━━ Given information

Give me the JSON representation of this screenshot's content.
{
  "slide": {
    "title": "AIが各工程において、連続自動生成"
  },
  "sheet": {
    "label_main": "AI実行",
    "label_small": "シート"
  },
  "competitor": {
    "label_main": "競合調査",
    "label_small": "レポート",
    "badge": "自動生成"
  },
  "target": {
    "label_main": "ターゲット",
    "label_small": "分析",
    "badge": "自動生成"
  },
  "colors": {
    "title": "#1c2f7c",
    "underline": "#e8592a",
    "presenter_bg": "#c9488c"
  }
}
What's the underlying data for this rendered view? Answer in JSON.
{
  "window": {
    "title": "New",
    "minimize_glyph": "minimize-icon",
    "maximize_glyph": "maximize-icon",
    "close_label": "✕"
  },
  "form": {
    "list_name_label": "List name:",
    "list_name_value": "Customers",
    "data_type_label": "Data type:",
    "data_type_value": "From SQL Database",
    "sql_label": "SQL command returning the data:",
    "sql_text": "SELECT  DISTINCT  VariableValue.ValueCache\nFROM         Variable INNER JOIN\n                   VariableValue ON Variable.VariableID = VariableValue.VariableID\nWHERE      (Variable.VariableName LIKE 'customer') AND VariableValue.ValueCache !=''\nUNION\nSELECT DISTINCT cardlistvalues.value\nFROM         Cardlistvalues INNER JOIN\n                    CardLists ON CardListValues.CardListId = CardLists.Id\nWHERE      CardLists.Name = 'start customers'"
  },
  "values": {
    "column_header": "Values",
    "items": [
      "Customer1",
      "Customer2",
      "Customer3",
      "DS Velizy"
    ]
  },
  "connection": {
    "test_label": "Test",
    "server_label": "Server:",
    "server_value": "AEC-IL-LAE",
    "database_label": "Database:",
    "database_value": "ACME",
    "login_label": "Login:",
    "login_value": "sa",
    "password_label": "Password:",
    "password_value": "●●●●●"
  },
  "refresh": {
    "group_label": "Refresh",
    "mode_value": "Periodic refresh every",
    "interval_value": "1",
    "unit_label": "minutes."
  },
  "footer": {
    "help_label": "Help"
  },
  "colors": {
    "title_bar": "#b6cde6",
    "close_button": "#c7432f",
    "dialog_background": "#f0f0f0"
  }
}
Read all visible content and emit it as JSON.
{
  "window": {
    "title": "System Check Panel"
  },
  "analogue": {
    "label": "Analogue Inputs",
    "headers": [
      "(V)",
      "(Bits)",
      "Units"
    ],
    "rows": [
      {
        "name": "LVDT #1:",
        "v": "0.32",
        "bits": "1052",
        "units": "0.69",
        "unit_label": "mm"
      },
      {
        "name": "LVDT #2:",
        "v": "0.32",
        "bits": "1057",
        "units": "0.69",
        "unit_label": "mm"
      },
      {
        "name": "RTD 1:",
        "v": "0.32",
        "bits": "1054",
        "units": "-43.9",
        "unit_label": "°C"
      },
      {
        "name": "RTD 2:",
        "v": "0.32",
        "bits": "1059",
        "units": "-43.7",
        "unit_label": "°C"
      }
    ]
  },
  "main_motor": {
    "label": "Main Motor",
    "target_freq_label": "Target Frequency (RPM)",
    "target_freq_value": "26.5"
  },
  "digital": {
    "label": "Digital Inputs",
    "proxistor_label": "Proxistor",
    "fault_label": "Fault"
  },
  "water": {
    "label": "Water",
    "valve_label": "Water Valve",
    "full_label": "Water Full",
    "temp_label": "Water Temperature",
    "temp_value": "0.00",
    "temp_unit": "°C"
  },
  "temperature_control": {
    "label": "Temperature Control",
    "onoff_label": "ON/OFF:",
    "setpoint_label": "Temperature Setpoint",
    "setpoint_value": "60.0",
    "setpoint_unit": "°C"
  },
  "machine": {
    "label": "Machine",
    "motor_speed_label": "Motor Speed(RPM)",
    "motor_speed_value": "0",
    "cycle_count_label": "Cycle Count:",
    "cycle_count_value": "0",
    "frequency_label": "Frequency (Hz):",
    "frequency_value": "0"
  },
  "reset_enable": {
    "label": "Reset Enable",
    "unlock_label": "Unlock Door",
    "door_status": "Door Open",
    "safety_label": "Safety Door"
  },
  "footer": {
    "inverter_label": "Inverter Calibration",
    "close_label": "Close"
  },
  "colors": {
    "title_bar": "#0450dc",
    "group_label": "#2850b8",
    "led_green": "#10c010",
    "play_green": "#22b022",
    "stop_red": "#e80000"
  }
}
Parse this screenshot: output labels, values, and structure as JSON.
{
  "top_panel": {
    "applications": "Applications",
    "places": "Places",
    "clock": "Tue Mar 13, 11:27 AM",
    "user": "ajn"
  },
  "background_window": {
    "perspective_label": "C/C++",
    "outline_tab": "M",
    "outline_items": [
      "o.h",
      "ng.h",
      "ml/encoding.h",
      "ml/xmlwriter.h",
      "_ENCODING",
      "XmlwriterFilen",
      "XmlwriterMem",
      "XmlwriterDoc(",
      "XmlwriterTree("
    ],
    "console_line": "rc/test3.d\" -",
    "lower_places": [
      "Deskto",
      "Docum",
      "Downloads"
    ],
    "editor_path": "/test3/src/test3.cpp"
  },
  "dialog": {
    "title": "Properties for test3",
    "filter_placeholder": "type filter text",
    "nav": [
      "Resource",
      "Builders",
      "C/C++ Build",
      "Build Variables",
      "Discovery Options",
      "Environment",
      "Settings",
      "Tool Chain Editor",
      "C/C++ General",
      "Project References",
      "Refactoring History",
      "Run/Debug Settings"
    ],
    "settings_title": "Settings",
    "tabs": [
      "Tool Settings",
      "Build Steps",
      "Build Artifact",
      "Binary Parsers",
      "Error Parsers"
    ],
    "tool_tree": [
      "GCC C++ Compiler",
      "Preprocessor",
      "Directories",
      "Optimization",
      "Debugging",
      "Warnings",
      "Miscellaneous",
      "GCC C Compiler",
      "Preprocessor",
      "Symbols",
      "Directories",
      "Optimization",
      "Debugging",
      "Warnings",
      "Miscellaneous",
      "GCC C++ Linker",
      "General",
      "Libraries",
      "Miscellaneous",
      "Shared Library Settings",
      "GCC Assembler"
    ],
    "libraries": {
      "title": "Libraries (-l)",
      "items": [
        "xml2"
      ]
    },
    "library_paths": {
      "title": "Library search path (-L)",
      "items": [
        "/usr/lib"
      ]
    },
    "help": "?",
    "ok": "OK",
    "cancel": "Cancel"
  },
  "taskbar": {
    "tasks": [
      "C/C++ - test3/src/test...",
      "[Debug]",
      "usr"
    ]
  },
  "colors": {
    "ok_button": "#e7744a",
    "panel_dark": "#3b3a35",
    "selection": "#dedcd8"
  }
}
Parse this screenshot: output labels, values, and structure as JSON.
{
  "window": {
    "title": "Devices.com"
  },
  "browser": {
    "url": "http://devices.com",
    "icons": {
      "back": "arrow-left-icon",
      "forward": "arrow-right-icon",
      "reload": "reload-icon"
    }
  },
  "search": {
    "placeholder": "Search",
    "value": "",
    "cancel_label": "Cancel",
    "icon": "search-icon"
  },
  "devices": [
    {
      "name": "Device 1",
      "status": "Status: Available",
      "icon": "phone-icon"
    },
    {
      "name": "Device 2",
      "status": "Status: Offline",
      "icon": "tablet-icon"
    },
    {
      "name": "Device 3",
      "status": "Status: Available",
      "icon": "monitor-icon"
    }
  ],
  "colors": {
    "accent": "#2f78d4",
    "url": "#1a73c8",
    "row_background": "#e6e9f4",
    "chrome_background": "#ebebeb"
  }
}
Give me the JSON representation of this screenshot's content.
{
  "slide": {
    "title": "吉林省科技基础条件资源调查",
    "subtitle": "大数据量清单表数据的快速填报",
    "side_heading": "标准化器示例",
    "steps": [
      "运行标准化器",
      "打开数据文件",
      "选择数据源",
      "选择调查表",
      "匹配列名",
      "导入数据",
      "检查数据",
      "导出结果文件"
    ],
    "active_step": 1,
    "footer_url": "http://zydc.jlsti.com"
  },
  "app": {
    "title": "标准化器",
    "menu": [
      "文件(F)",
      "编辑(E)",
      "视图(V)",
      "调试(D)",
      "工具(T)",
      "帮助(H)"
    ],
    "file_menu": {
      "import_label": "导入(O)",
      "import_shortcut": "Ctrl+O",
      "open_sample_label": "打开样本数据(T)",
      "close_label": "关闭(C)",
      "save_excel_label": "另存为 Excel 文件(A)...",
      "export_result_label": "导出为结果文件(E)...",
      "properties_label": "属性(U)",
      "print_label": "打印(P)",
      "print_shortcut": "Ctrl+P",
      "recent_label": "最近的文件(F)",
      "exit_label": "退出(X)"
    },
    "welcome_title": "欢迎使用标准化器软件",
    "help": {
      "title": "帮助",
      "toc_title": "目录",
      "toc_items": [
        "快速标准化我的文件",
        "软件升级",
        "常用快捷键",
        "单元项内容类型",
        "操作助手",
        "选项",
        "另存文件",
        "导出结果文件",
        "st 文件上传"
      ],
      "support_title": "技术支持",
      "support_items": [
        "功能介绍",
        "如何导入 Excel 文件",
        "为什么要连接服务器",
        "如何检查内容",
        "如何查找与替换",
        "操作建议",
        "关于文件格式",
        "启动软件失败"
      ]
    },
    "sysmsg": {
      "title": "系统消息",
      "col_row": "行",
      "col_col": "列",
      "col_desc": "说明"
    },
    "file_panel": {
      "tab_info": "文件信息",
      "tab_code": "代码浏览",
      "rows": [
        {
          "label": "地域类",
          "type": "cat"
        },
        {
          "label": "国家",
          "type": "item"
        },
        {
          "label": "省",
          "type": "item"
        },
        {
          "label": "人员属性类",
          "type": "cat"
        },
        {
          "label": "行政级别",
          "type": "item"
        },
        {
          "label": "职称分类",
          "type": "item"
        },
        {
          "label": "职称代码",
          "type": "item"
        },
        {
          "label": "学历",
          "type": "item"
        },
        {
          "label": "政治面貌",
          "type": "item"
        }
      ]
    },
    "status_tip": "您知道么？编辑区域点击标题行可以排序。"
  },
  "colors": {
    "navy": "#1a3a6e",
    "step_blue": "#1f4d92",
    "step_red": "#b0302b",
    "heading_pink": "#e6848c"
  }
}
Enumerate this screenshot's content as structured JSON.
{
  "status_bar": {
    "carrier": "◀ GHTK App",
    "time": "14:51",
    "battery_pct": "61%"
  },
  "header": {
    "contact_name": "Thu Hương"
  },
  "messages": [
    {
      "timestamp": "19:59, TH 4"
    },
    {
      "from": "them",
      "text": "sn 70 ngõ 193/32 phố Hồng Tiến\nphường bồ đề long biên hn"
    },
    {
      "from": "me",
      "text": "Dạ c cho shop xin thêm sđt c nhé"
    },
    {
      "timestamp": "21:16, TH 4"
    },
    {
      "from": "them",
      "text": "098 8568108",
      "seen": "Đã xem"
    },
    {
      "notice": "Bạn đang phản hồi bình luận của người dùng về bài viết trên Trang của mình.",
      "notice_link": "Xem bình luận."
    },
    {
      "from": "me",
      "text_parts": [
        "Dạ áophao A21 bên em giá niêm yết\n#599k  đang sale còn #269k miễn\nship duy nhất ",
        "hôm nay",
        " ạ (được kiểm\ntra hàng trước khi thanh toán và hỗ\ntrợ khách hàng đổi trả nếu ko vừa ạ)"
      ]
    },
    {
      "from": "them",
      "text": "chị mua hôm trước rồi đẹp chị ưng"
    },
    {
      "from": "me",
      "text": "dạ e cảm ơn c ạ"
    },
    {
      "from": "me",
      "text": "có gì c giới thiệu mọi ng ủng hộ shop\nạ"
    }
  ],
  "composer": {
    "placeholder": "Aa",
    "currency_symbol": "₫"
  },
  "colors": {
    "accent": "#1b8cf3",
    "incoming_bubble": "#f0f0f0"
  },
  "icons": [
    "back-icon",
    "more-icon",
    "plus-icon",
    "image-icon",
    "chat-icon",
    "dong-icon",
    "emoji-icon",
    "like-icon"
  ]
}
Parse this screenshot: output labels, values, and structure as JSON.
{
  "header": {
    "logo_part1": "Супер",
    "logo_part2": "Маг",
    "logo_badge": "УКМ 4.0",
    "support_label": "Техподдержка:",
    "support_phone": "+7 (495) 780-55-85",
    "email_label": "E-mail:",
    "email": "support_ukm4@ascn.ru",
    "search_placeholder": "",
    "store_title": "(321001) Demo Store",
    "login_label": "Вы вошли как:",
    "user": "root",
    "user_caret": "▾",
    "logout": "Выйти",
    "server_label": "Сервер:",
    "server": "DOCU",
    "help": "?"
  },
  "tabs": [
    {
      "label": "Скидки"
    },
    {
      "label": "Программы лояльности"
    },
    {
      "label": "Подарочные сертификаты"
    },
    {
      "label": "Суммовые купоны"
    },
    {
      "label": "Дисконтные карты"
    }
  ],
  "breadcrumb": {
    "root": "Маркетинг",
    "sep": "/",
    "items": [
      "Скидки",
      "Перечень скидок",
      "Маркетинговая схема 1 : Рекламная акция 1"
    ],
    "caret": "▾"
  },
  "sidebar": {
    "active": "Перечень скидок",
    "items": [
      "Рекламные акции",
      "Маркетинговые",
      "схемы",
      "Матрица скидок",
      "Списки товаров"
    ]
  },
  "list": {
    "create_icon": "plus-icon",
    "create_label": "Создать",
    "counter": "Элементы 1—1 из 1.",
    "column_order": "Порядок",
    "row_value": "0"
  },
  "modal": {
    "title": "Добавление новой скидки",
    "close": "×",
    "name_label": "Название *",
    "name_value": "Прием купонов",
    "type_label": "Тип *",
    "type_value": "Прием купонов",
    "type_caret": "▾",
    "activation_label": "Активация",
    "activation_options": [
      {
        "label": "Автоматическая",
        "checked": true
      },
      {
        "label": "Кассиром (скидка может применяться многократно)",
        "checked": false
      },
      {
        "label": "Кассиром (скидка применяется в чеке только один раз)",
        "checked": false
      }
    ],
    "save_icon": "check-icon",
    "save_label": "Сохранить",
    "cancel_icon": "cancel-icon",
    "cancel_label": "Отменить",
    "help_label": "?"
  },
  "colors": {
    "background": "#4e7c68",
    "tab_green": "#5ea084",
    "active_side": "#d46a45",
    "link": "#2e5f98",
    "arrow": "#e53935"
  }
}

━━━━

== Stated task ==
Pull out all lines of the data with the string "arrow".

== The completed task ==
      "back": "arrow-left-icon",
      "forward": "arrow-right-icon",
    "arrow": "#e53935"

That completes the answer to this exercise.